=== Document segment ===
* * *

30. Choice 18: Mary Berry’s Sketch Book

Choice 18: Mary Berry’s Sketch Book

by Wilmarth S. Lewis

Walpole wrote Lady Ossory, 11 October 1788:

“If I have picked up no recent anecdotes on our common, I have made a much more, to me, precious acquisition. It is the acquaintance of two young ladies of the name of Berry, whom I first saw last winter, and who accidentally took a house here with their father for this season. Their story is singular enough to entertain you. The grandfather, a Scot, had a large estate in his own country; £5000 a year, it is said; and a circumstance I shall tell you, makes it probable. The eldest son married for love a woman with no fortune. The old man was enraged and would not see him. The wife died and left these two young ladies. Their grandfather wished for an heir male, and pressed the widower to remarry, but could not prevail—the son declaring he would consecrate himself to his daughters and their education. The old man did not break with him again, but much worse, totally disinherited him, and left all to his second son, who very handsomely gave up £800 a year to his elder brother. Mr Berry has since carried his daughters for two or three years to France and Italy, and they are returned the best informed and the most perfect creatures I ever saw at their age. They are exceedingly sensible, entirely natural and unaffected, frank, and being qualified to talk on any subject, nothing is so easy and agreeable as their conversation, nor more apposite than their answers and observations. The eldest, I discovered by chance, understands Latin, and is a perfect Frenchwoman in her language. The younger draws charmingly, and has copied admirably Lady Di’s gypsies, which I lent her, though the first time of her attempting colours.

* * *

=== Provided material ===

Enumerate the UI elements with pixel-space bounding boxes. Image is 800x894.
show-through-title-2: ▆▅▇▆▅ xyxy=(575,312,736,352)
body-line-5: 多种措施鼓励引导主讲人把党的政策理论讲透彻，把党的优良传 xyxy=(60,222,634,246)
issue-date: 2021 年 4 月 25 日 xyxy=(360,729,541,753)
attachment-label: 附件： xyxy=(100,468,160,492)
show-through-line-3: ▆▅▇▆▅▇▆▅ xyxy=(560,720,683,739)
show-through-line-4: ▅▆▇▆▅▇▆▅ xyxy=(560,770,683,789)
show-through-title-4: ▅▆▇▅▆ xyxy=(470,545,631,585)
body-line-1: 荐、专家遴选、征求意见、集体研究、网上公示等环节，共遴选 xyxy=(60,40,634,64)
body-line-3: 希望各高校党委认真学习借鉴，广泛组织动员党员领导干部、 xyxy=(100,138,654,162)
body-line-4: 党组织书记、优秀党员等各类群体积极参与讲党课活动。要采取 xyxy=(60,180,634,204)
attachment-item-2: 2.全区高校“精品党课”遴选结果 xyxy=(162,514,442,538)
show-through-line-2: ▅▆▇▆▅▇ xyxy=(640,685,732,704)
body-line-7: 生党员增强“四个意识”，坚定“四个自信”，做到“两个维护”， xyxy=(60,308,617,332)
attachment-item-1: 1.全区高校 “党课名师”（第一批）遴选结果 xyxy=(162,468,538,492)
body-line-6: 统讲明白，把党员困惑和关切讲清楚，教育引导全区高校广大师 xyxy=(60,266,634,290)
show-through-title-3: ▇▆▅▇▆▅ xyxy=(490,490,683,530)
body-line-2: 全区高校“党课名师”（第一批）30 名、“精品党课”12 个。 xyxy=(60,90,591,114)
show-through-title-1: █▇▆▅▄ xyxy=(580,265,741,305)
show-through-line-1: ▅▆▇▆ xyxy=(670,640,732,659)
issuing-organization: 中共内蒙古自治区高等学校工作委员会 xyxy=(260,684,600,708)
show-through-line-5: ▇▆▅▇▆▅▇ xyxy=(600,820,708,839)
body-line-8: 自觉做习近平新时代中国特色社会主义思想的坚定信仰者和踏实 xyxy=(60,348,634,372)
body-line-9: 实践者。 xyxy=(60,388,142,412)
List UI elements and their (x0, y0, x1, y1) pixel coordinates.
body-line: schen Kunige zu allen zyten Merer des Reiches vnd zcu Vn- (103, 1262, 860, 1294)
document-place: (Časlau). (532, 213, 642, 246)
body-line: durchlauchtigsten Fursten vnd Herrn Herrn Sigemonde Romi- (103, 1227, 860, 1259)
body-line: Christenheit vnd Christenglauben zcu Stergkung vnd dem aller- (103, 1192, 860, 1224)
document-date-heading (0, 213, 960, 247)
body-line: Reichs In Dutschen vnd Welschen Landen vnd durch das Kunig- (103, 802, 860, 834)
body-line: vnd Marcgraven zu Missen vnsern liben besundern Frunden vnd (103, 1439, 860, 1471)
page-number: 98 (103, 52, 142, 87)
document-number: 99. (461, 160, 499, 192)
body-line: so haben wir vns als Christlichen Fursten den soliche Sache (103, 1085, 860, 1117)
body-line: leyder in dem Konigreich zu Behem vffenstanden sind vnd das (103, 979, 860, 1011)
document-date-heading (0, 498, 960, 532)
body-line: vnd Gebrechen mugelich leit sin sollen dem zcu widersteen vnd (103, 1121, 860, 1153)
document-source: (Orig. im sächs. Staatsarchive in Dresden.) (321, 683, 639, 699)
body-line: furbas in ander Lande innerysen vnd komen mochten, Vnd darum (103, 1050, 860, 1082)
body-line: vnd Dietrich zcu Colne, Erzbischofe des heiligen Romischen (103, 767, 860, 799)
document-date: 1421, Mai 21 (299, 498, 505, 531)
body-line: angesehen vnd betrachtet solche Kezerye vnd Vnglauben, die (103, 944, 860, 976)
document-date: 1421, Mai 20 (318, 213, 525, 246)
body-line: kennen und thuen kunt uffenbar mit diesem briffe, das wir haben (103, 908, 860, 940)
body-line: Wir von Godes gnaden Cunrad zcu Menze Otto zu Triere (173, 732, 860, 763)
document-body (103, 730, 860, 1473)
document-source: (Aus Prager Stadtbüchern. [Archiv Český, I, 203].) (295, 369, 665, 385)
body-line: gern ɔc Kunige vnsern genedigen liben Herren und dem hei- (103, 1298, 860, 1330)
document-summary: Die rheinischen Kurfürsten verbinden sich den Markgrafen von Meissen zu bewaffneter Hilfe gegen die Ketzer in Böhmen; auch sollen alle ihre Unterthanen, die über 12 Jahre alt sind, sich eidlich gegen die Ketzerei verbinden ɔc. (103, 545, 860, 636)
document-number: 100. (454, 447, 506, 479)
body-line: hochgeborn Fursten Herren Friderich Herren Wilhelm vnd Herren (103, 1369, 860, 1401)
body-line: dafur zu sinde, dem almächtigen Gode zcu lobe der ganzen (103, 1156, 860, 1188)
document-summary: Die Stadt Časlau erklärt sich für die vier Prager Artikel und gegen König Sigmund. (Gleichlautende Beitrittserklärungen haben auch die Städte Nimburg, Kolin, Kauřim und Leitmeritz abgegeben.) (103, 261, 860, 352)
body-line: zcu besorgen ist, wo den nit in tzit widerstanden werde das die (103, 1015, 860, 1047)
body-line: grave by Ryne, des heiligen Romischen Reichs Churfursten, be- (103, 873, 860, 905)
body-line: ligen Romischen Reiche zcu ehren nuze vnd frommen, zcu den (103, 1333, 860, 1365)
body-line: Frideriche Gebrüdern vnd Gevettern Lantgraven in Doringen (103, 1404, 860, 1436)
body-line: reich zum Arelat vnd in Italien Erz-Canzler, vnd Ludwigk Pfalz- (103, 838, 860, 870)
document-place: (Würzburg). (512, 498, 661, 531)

* * *

Continue the essay on Mary Berry's sketch book from the point where the text stops, before the records.

“They are of pleasing figures; Mary, the eldest, sweet, with fine dark eyes, that are very lively when she speaks, with a symmetry of face that is the more interesting from being pale. Agnes, the younger, has an agreeable sensible countenance, hardly to be called handsome, but almost. She is less animated than Mary but seems out of deference to her sister to speak seldomer, for they dote on each other, and Mary is always praising her sister’s talents. I must even tell you, Madam, that they dress within the bounds of fashion, though fashionably; but without the excrescences and balconies with which modern hoydens overwhelm and barricado their persons. In short, good sense, information, simplicity and ease characterize the Berrys—and this is not particularly mine, who am apt to be prejudiced, but the universal voice of all that know them. The first night I met them, I would not be acquainted with them, having heard so much in their praise, that I concluded they would be all pretensions. The second time, in a very small company, I sat next to Mary, and found her an angel, inside and out. Now, I don’t know which I like best, except Mary’s face, which is formed for a sentimental novel but is ten times fitter for a fifty times better thing, genteel comedy.

“This delightful family comes to me almost every Sunday evening, as our region is too proclamatory to play at cards on the seventh day — I do not care a straw for cards, but I do disapprove of this partiality to the youngest child of the week, while the other poor six days are treated as if they had no souls to be saved.

“I forgot to tell you that Mr Berry is a little merry man with a round face, and you would not suspect him of so much feeling and attachment. I make no excuse for such minute details, for if your Ladyship insists on hearing the humours of my district, you must for once indulge me in sending you two pearls that I found in my path.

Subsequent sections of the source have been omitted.